*Task requirements*
Filter the records below for the word "screenshot". Copy each line that holds it.

════

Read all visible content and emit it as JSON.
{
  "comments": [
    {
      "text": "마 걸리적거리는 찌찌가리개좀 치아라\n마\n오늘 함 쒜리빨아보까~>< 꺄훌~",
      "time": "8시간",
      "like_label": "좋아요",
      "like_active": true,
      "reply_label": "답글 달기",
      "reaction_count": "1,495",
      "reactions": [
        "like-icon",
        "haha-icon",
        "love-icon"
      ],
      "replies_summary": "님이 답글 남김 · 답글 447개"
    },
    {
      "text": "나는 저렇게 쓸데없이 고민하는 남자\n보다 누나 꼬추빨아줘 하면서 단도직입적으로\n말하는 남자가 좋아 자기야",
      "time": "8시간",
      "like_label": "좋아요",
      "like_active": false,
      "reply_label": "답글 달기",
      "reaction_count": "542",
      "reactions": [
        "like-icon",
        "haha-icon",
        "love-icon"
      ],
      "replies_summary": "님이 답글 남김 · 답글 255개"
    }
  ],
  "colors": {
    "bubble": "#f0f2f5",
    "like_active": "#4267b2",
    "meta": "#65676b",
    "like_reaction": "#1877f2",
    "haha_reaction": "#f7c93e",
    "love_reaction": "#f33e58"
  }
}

════

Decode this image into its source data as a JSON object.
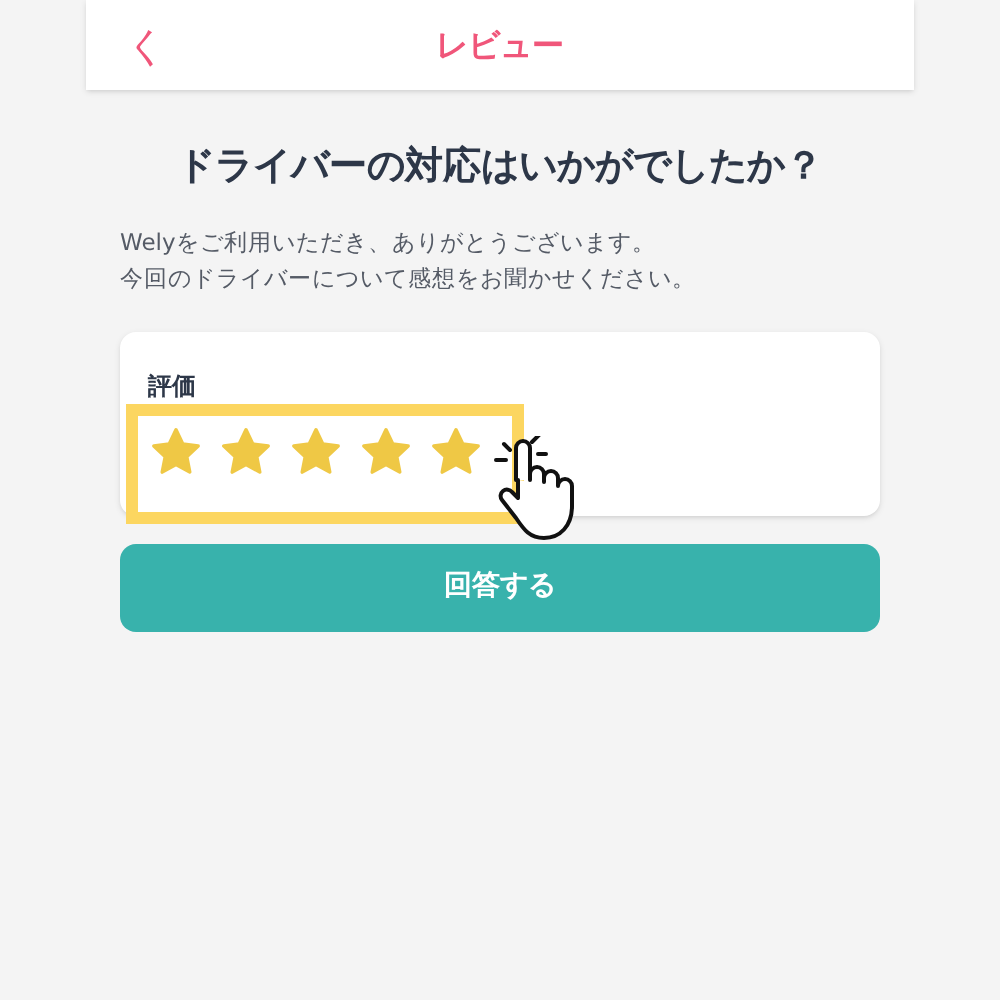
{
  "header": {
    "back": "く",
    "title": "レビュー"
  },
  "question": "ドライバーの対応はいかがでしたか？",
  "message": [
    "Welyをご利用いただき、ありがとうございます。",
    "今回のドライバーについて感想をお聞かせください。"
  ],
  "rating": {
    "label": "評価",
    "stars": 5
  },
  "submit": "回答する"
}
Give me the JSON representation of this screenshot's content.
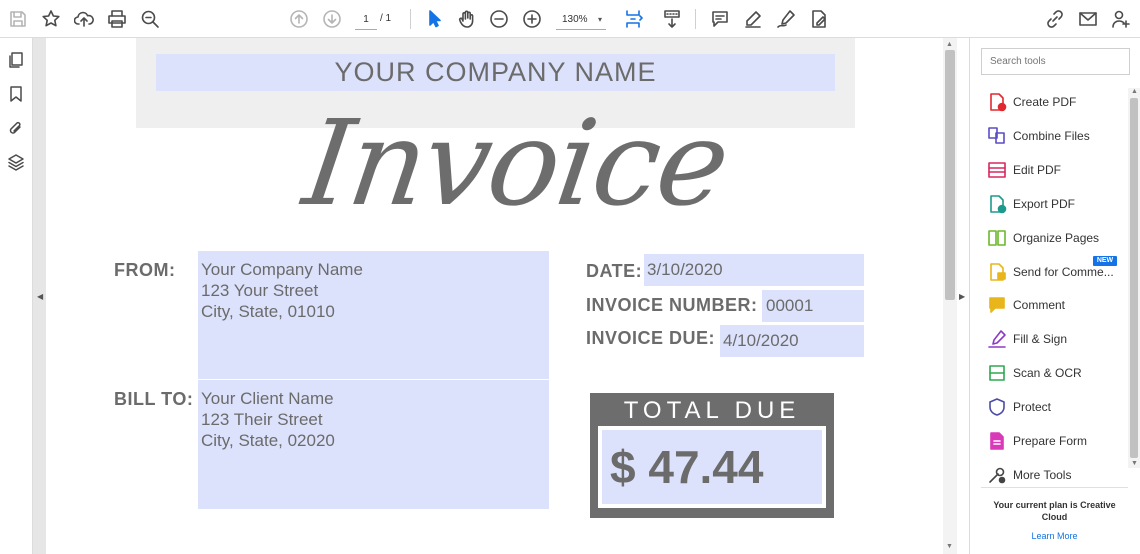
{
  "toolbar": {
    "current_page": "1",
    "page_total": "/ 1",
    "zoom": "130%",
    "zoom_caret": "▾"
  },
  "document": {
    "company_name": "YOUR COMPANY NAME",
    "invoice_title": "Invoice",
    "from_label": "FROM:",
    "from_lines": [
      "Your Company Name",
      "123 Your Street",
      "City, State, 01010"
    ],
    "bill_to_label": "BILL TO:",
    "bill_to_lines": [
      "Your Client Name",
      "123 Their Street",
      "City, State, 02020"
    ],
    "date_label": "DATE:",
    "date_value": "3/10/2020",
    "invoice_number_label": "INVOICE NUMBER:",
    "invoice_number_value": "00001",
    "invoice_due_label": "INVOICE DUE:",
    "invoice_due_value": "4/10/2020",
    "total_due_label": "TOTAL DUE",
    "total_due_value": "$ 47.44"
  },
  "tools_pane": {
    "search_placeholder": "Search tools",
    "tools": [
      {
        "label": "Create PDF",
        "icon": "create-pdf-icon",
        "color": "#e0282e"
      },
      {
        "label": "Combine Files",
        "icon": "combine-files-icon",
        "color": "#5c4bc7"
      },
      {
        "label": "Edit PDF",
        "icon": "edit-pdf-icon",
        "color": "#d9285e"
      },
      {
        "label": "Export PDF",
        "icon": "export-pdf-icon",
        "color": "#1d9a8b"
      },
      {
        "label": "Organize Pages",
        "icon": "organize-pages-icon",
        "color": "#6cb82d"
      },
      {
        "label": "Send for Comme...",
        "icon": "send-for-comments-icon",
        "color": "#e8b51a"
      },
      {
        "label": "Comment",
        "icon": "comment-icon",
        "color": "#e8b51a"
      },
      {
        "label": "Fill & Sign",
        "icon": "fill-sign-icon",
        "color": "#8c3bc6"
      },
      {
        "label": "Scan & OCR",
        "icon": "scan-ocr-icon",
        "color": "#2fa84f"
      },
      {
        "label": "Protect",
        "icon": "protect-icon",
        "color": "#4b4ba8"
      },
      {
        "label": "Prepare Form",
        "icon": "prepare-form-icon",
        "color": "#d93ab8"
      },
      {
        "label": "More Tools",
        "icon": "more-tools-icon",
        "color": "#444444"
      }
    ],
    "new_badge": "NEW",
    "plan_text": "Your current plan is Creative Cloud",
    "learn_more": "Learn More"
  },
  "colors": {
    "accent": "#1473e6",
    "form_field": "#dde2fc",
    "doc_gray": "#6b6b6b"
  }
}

════

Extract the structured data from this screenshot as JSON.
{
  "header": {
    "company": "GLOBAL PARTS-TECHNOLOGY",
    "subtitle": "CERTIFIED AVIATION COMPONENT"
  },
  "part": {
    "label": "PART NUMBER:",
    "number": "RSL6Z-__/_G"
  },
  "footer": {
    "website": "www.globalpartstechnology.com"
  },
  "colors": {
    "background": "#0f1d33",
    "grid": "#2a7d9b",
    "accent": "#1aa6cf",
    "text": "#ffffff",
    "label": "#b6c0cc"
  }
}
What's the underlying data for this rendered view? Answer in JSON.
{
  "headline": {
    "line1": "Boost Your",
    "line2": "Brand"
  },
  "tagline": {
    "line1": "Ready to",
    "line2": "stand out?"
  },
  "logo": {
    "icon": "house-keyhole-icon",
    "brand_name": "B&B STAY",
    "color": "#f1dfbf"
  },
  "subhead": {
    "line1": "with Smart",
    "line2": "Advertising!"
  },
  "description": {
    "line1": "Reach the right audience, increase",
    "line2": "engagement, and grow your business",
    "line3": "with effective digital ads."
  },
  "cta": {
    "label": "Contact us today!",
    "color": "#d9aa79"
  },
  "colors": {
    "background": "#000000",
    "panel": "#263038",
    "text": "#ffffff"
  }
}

════

*The result*
Give me the JSON representation of this screenshot's content.
Extract the structured data from this screenshot as JSON.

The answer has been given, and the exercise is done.